Can you print each of the entries below line for line, without changing a single character?

(Dataset items)

▬▬▬

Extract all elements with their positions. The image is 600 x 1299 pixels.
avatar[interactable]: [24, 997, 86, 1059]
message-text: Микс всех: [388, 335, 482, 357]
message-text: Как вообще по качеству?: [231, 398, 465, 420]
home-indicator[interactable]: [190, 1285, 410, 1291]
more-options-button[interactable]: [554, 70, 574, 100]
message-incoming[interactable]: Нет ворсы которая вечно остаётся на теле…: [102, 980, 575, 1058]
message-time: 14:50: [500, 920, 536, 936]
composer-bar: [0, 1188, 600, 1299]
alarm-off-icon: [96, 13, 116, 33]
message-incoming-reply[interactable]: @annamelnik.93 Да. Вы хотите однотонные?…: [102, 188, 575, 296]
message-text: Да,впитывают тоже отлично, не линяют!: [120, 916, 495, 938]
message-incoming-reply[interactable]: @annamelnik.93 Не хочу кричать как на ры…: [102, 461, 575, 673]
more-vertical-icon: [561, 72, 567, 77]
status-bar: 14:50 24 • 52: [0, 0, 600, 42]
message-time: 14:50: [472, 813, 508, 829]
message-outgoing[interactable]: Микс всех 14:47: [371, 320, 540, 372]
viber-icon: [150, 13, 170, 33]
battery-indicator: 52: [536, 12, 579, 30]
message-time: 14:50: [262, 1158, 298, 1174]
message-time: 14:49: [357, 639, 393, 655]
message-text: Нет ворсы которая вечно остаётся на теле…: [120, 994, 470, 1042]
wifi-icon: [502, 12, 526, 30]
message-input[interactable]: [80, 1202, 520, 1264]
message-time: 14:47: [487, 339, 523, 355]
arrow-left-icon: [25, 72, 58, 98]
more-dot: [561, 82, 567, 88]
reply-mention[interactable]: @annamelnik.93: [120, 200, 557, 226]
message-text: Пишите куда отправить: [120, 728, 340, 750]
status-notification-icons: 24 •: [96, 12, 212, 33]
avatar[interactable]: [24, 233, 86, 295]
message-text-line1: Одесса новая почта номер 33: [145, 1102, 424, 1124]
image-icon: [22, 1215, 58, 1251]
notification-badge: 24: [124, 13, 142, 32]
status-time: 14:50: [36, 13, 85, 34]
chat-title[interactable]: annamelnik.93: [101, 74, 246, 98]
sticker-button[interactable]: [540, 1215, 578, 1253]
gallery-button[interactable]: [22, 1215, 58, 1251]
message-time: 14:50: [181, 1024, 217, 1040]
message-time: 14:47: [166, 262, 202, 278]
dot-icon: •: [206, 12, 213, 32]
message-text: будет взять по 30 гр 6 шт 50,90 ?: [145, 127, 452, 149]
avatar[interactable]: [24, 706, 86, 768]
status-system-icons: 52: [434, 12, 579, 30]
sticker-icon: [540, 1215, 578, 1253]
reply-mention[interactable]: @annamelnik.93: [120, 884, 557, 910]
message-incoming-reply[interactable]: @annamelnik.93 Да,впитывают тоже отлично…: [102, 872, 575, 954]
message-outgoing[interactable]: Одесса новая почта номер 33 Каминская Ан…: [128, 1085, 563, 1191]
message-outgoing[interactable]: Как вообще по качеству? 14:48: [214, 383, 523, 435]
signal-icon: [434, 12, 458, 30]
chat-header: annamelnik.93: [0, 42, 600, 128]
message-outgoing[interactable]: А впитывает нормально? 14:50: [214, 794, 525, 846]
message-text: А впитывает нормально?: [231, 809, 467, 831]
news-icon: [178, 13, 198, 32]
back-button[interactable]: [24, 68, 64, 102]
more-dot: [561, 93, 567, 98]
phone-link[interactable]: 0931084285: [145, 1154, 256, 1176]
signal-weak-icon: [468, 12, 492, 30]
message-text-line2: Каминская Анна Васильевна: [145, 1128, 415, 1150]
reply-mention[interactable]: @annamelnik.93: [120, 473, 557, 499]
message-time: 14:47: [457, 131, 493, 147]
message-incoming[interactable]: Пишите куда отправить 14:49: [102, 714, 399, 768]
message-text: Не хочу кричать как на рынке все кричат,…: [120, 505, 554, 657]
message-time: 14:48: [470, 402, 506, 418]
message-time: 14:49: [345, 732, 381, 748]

▬▬▬

#### [CORRECT ANSWER]
Extract all elements with their positions. The image is 600 x 1299 pixels.
avatar[interactable]: [24, 997, 86, 1059]
message-text: Микс всех: [388, 335, 482, 357]
message-text: Как вообще по качеству?: [231, 398, 465, 420]
home-indicator[interactable]: [190, 1285, 410, 1291]
more-options-button[interactable]: [554, 70, 574, 100]
message-incoming[interactable]: Нет ворсы которая вечно остаётся на теле…: [102, 980, 575, 1058]
message-time: 14:50: [500, 920, 536, 936]
composer-bar: [0, 1188, 600, 1299]
alarm-off-icon: [96, 13, 116, 33]
message-incoming-reply[interactable]: @annamelnik.93 Да. Вы хотите однотонные?…: [102, 188, 575, 296]
message-text: Да,впитывают тоже отлично, не линяют!: [120, 916, 495, 938]
message-incoming-reply[interactable]: @annamelnik.93 Не хочу кричать как на ры…: [102, 461, 575, 673]
more-vertical-icon: [561, 72, 567, 77]
status-bar: 14:50 24 • 52: [0, 0, 600, 42]
message-time: 14:50: [472, 813, 508, 829]
message-outgoing[interactable]: Микс всех 14:47: [371, 320, 540, 372]
viber-icon: [150, 13, 170, 33]
battery-indicator: 52: [536, 12, 579, 30]
message-time: 14:50: [262, 1158, 298, 1174]
message-time: 14:49: [357, 639, 393, 655]
message-text: Нет ворсы которая вечно остаётся на теле…: [120, 994, 470, 1042]
wifi-icon: [502, 12, 526, 30]
message-input[interactable]: [80, 1202, 520, 1264]
message-time: 14:47: [487, 339, 523, 355]
arrow-left-icon: [25, 72, 58, 98]
more-dot: [561, 82, 567, 88]
reply-mention[interactable]: @annamelnik.93: [120, 200, 557, 226]
message-text: Пишите куда отправить: [120, 728, 340, 750]
status-notification-icons: 24 •: [96, 12, 212, 33]
avatar[interactable]: [24, 233, 86, 295]
message-text-line1: Одесса новая почта номер 33: [145, 1102, 424, 1124]
image-icon: [22, 1215, 58, 1251]
notification-badge: 24: [124, 13, 142, 32]
status-time: 14:50: [36, 13, 85, 34]
chat-title[interactable]: annamelnik.93: [101, 74, 246, 98]
sticker-button[interactable]: [540, 1215, 578, 1253]
gallery-button[interactable]: [22, 1215, 58, 1251]
message-time: 14:50: [181, 1024, 217, 1040]
message-time: 14:47: [166, 262, 202, 278]
dot-icon: •: [206, 12, 213, 32]
message-text: будет взять по 30 гр 6 шт 50,90 ?: [145, 127, 452, 149]
avatar[interactable]: [24, 706, 86, 768]
status-system-icons: 52: [434, 12, 579, 30]
sticker-icon: [540, 1215, 578, 1253]
reply-mention[interactable]: @annamelnik.93: [120, 884, 557, 910]
message-incoming-reply[interactable]: @annamelnik.93 Да,впитывают тоже отлично…: [102, 872, 575, 954]
message-outgoing[interactable]: Одесса новая почта номер 33 Каминская Ан…: [128, 1085, 563, 1191]
message-outgoing[interactable]: Как вообще по качеству? 14:48: [214, 383, 523, 435]
signal-icon: [434, 12, 458, 30]
chat-header: annamelnik.93: [0, 42, 600, 128]
message-outgoing[interactable]: А впитывает нормально? 14:50: [214, 794, 525, 846]
message-text: А впитывает нормально?: [231, 809, 467, 831]
news-icon: [178, 13, 198, 32]
back-button[interactable]: [24, 68, 64, 102]
more-dot: [561, 93, 567, 98]
phone-link[interactable]: 0931084285: [145, 1154, 256, 1176]
signal-weak-icon: [468, 12, 492, 30]
message-text-line2: Каминская Анна Васильевна: [145, 1128, 415, 1150]
reply-mention[interactable]: @annamelnik.93: [120, 473, 557, 499]
message-time: 14:47: [457, 131, 493, 147]
message-incoming[interactable]: Пишите куда отправить 14:49: [102, 714, 399, 768]
message-text: Не хочу кричать как на рынке все кричат,…: [120, 505, 554, 657]
message-time: 14:48: [470, 402, 506, 418]
message-time: 14:49: [345, 732, 381, 748]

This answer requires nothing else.